[DATA FOR PROCESSING start]

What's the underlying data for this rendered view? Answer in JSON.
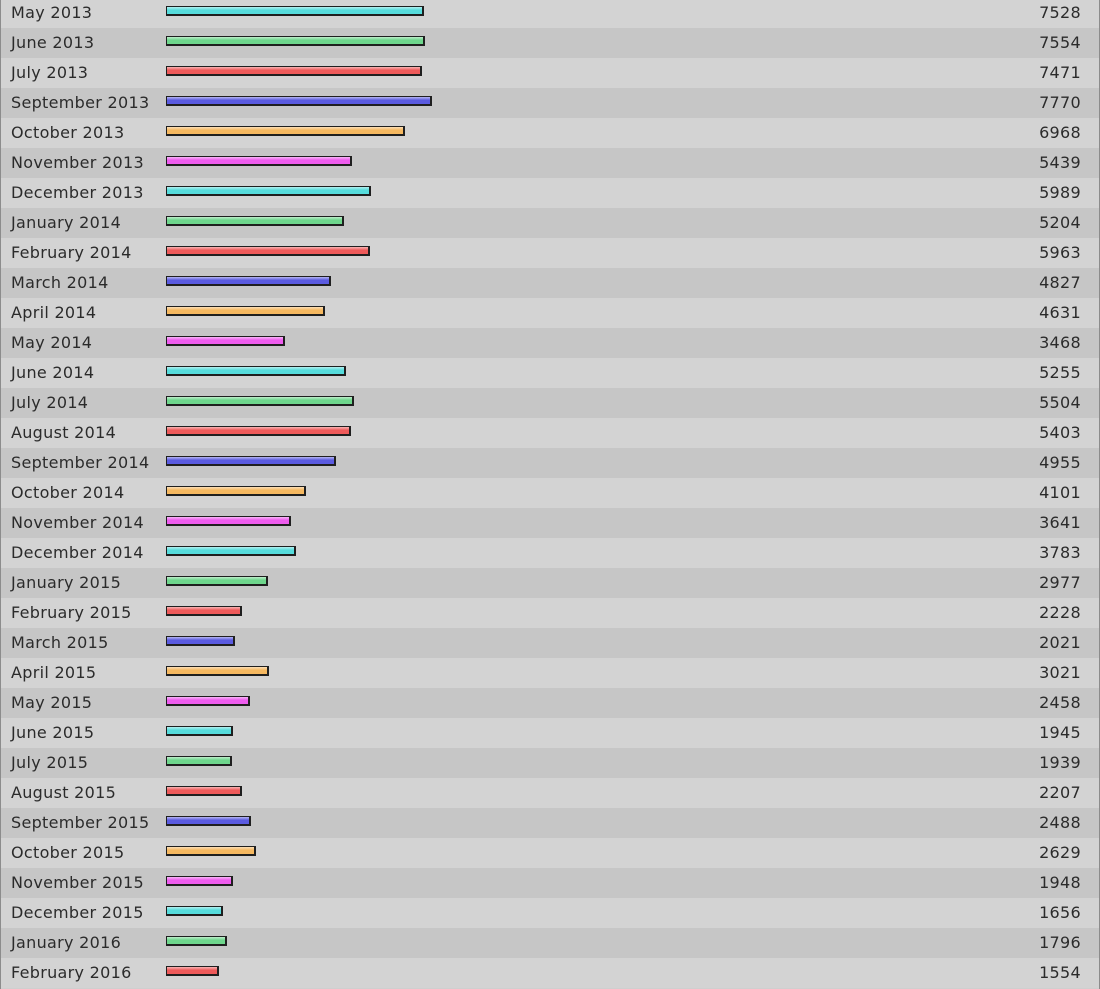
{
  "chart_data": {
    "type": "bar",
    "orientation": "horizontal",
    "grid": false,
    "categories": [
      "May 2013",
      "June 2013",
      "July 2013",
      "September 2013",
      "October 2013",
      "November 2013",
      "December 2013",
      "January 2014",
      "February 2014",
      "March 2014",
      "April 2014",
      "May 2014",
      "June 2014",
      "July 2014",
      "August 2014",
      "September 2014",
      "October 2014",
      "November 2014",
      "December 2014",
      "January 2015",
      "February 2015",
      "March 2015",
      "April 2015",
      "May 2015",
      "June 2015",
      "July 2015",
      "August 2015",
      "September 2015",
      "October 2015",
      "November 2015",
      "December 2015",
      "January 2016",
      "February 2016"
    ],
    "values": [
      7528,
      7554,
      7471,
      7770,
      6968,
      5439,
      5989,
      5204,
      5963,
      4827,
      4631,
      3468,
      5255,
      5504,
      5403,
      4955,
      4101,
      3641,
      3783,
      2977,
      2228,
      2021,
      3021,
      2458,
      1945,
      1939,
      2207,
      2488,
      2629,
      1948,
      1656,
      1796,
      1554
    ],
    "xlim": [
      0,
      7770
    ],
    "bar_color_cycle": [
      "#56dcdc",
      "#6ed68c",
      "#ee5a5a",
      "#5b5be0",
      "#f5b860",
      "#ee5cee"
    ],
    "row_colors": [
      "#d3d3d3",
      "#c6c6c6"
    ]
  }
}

[DATA FOR PROCESSING end]

**EXERCISE**
Of all the lines in the listing above, how many contain the word "January"? Answer with the number alone.

**SOLUTION TO THE EXERCISE**
3